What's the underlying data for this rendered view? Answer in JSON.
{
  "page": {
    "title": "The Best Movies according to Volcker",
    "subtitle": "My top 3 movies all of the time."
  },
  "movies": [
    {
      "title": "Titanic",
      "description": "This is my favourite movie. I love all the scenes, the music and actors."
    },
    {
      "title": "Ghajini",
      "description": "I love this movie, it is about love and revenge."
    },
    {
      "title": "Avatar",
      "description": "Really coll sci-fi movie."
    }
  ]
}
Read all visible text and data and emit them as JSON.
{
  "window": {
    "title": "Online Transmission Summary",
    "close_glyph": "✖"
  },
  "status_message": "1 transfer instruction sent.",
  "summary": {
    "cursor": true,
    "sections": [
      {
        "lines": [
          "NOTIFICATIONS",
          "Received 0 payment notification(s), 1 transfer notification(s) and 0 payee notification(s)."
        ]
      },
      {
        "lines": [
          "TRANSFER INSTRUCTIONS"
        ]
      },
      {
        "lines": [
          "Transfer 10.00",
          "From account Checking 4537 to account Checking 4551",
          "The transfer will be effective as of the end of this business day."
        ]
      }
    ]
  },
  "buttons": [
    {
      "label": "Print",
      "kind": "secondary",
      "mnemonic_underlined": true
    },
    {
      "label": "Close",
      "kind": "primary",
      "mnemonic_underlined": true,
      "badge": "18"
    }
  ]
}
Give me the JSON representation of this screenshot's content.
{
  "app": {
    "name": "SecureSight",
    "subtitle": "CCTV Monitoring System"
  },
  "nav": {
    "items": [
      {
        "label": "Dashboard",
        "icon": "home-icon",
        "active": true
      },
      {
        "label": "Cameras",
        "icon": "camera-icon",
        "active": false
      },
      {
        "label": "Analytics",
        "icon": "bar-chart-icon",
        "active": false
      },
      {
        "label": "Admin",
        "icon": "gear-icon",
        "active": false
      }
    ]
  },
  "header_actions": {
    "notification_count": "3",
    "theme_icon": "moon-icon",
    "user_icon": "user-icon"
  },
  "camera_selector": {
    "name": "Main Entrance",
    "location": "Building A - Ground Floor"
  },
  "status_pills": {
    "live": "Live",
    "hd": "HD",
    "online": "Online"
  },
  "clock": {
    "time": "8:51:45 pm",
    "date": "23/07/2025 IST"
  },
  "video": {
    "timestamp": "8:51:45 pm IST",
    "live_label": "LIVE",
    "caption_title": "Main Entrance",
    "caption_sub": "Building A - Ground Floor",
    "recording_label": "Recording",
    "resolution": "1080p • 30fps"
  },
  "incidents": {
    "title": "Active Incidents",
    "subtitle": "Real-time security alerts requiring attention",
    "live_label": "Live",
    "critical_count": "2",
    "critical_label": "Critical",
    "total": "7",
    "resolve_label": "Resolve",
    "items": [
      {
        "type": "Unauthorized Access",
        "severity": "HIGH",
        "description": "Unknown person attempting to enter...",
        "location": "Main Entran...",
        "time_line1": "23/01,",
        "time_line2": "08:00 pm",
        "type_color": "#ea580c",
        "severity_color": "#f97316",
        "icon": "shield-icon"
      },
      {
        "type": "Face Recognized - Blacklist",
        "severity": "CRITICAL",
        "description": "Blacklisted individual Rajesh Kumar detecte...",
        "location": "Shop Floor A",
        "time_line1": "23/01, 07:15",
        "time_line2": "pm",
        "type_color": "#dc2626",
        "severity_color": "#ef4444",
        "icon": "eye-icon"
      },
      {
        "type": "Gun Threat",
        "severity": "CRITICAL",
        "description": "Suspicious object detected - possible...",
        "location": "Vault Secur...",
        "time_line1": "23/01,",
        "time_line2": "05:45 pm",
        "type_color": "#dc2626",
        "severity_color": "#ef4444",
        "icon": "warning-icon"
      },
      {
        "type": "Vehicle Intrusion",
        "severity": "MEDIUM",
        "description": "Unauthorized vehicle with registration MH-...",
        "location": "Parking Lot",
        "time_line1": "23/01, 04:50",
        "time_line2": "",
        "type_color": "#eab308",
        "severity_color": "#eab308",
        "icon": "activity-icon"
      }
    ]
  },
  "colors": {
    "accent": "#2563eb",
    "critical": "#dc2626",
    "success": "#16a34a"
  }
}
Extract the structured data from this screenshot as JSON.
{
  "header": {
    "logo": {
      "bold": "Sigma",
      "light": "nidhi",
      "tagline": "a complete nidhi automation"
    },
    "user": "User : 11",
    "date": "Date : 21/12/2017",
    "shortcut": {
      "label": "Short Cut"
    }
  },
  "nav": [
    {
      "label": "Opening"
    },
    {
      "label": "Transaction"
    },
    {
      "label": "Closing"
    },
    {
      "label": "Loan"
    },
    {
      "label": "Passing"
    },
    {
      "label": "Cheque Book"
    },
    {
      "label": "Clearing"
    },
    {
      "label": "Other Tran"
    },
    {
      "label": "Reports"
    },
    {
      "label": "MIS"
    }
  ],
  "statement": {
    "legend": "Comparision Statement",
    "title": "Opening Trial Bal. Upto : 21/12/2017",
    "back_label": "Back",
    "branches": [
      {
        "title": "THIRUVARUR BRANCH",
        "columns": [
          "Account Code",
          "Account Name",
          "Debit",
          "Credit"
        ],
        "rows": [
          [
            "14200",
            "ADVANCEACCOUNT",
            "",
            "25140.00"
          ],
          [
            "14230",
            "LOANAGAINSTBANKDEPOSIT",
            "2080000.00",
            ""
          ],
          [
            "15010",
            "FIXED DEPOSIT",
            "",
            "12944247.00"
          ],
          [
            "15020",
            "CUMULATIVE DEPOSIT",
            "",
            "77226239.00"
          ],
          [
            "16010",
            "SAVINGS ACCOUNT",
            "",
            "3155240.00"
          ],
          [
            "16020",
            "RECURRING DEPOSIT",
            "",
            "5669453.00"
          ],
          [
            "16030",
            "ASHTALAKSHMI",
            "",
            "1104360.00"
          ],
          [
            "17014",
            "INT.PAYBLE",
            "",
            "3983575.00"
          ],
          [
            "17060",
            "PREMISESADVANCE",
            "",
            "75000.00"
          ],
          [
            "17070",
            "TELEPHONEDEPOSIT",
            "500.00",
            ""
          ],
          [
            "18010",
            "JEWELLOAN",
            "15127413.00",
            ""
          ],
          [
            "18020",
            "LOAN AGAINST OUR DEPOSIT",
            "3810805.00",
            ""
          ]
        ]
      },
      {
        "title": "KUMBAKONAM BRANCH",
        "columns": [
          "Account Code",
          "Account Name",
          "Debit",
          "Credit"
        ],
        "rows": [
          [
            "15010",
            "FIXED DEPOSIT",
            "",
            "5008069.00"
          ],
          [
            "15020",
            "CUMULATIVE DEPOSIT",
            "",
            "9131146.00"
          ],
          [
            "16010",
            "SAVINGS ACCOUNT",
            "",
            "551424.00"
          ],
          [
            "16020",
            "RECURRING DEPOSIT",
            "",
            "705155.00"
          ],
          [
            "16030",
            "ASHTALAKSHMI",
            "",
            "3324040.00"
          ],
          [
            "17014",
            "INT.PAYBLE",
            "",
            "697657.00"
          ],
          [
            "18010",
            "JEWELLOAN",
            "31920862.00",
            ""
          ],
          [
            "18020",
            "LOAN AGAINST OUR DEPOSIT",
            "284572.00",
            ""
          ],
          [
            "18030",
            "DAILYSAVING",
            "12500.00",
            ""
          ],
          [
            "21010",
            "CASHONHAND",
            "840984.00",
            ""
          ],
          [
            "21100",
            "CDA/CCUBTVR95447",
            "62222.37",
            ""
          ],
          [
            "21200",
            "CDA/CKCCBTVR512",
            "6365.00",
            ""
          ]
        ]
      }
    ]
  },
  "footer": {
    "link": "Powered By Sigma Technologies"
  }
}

__________

> _WHAT YOU WILL DO_
Quote all of the entries exactly as they appear.

> _WRITTEN ANSWER_
What's the underlying data for this rendered view? Answer in JSON.
{
  "page": {
    "title": "The Best Movies according to Volcker",
    "subtitle": "My top 3 movies all of the time."
  },
  "movies": [
    {
      "title": "Titanic",
      "description": "This is my favourite movie. I love all the scenes, the music and actors."
    },
    {
      "title": "Ghajini",
      "description": "I love this movie, it is about love and revenge."
    },
    {
      "title": "Avatar",
      "description": "Really coll sci-fi movie."
    }
  ]
}
Read all visible text and data and emit them as JSON.
{
  "window": {
    "title": "Online Transmission Summary",
    "close_glyph": "✖"
  },
  "status_message": "1 transfer instruction sent.",
  "summary": {
    "cursor": true,
    "sections": [
      {
        "lines": [
          "NOTIFICATIONS",
          "Received 0 payment notification(s), 1 transfer notification(s) and 0 payee notification(s)."
        ]
      },
      {
        "lines": [
          "TRANSFER INSTRUCTIONS"
        ]
      },
      {
        "lines": [
          "Transfer 10.00",
          "From account Checking 4537 to account Checking 4551",
          "The transfer will be effective as of the end of this business day."
        ]
      }
    ]
  },
  "buttons": [
    {
      "label": "Print",
      "kind": "secondary",
      "mnemonic_underlined": true
    },
    {
      "label": "Close",
      "kind": "primary",
      "mnemonic_underlined": true,
      "badge": "18"
    }
  ]
}
Give me the JSON representation of this screenshot's content.
{
  "app": {
    "name": "SecureSight",
    "subtitle": "CCTV Monitoring System"
  },
  "nav": {
    "items": [
      {
        "label": "Dashboard",
        "icon": "home-icon",
        "active": true
      },
      {
        "label": "Cameras",
        "icon": "camera-icon",
        "active": false
      },
      {
        "label": "Analytics",
        "icon": "bar-chart-icon",
        "active": false
      },
      {
        "label": "Admin",
        "icon": "gear-icon",
        "active": false
      }
    ]
  },
  "header_actions": {
    "notification_count": "3",
    "theme_icon": "moon-icon",
    "user_icon": "user-icon"
  },
  "camera_selector": {
    "name": "Main Entrance",
    "location": "Building A - Ground Floor"
  },
  "status_pills": {
    "live": "Live",
    "hd": "HD",
    "online": "Online"
  },
  "clock": {
    "time": "8:51:45 pm",
    "date": "23/07/2025 IST"
  },
  "video": {
    "timestamp": "8:51:45 pm IST",
    "live_label": "LIVE",
    "caption_title": "Main Entrance",
    "caption_sub": "Building A - Ground Floor",
    "recording_label": "Recording",
    "resolution": "1080p • 30fps"
  },
  "incidents": {
    "title": "Active Incidents",
    "subtitle": "Real-time security alerts requiring attention",
    "live_label": "Live",
    "critical_count": "2",
    "critical_label": "Critical",
    "total": "7",
    "resolve_label": "Resolve",
    "items": [
      {
        "type": "Unauthorized Access",
        "severity": "HIGH",
        "description": "Unknown person attempting to enter...",
        "location": "Main Entran...",
        "time_line1": "23/01,",
        "time_line2": "08:00 pm",
        "type_color": "#ea580c",
        "severity_color": "#f97316",
        "icon": "shield-icon"
      },
      {
        "type": "Face Recognized - Blacklist",
        "severity": "CRITICAL",
        "description": "Blacklisted individual Rajesh Kumar detecte...",
        "location": "Shop Floor A",
        "time_line1": "23/01, 07:15",
        "time_line2": "pm",
        "type_color": "#dc2626",
        "severity_color": "#ef4444",
        "icon": "eye-icon"
      },
      {
        "type": "Gun Threat",
        "severity": "CRITICAL",
        "description": "Suspicious object detected - possible...",
        "location": "Vault Secur...",
        "time_line1": "23/01,",
        "time_line2": "05:45 pm",
        "type_color": "#dc2626",
        "severity_color": "#ef4444",
        "icon": "warning-icon"
      },
      {
        "type": "Vehicle Intrusion",
        "severity": "MEDIUM",
        "description": "Unauthorized vehicle with registration MH-...",
        "location": "Parking Lot",
        "time_line1": "23/01, 04:50",
        "time_line2": "",
        "type_color": "#eab308",
        "severity_color": "#eab308",
        "icon": "activity-icon"
      }
    ]
  },
  "colors": {
    "accent": "#2563eb",
    "critical": "#dc2626",
    "success": "#16a34a"
  }
}
Extract the structured data from this screenshot as JSON.
{
  "header": {
    "logo": {
      "bold": "Sigma",
      "light": "nidhi",
      "tagline": "a complete nidhi automation"
    },
    "user": "User : 11",
    "date": "Date : 21/12/2017",
    "shortcut": {
      "label": "Short Cut"
    }
  },
  "nav": [
    {
      "label": "Opening"
    },
    {
      "label": "Transaction"
    },
    {
      "label": "Closing"
    },
    {
      "label": "Loan"
    },
    {
      "label": "Passing"
    },
    {
      "label": "Cheque Book"
    },
    {
      "label": "Clearing"
    },
    {
      "label": "Other Tran"
    },
    {
      "label": "Reports"
    },
    {
      "label": "MIS"
    }
  ],
  "statement": {
    "legend": "Comparision Statement",
    "title": "Opening Trial Bal. Upto : 21/12/2017",
    "back_label": "Back",
    "branches": [
      {
        "title": "THIRUVARUR BRANCH",
        "columns": [
          "Account Code",
          "Account Name",
          "Debit",
          "Credit"
        ],
        "rows": [
          [
            "14200",
            "ADVANCEACCOUNT",
            "",
            "25140.00"
          ],
          [
            "14230",
            "LOANAGAINSTBANKDEPOSIT",
            "2080000.00",
            ""
          ],
          [
            "15010",
            "FIXED DEPOSIT",
            "",
            "12944247.00"
          ],
          [
            "15020",
            "CUMULATIVE DEPOSIT",
            "",
            "77226239.00"
          ],
          [
            "16010",
            "SAVINGS ACCOUNT",
            "",
            "3155240.00"
          ],
          [
            "16020",
            "RECURRING DEPOSIT",
            "",
            "5669453.00"
          ],
          [
            "16030",
            "ASHTALAKSHMI",
            "",
            "1104360.00"
          ],
          [
            "17014",
            "INT.PAYBLE",
            "",
            "3983575.00"
          ],
          [
            "17060",
            "PREMISESADVANCE",
            "",
            "75000.00"
          ],
          [
            "17070",
            "TELEPHONEDEPOSIT",
            "500.00",
            ""
          ],
          [
            "18010",
            "JEWELLOAN",
            "15127413.00",
            ""
          ],
          [
            "18020",
            "LOAN AGAINST OUR DEPOSIT",
            "3810805.00",
            ""
          ]
        ]
      },
      {
        "title": "KUMBAKONAM BRANCH",
        "columns": [
          "Account Code",
          "Account Name",
          "Debit",
          "Credit"
        ],
        "rows": [
          [
            "15010",
            "FIXED DEPOSIT",
            "",
            "5008069.00"
          ],
          [
            "15020",
            "CUMULATIVE DEPOSIT",
            "",
            "9131146.00"
          ],
          [
            "16010",
            "SAVINGS ACCOUNT",
            "",
            "551424.00"
          ],
          [
            "16020",
            "RECURRING DEPOSIT",
            "",
            "705155.00"
          ],
          [
            "16030",
            "ASHTALAKSHMI",
            "",
            "3324040.00"
          ],
          [
            "17014",
            "INT.PAYBLE",
            "",
            "697657.00"
          ],
          [
            "18010",
            "JEWELLOAN",
            "31920862.00",
            ""
          ],
          [
            "18020",
            "LOAN AGAINST OUR DEPOSIT",
            "284572.00",
            ""
          ],
          [
            "18030",
            "DAILYSAVING",
            "12500.00",
            ""
          ],
          [
            "21010",
            "CASHONHAND",
            "840984.00",
            ""
          ],
          [
            "21100",
            "CDA/CCUBTVR95447",
            "62222.37",
            ""
          ],
          [
            "21200",
            "CDA/CKCCBTVR512",
            "6365.00",
            ""
          ]
        ]
      }
    ]
  },
  "footer": {
    "link": "Powered By Sigma Technologies"
  }
}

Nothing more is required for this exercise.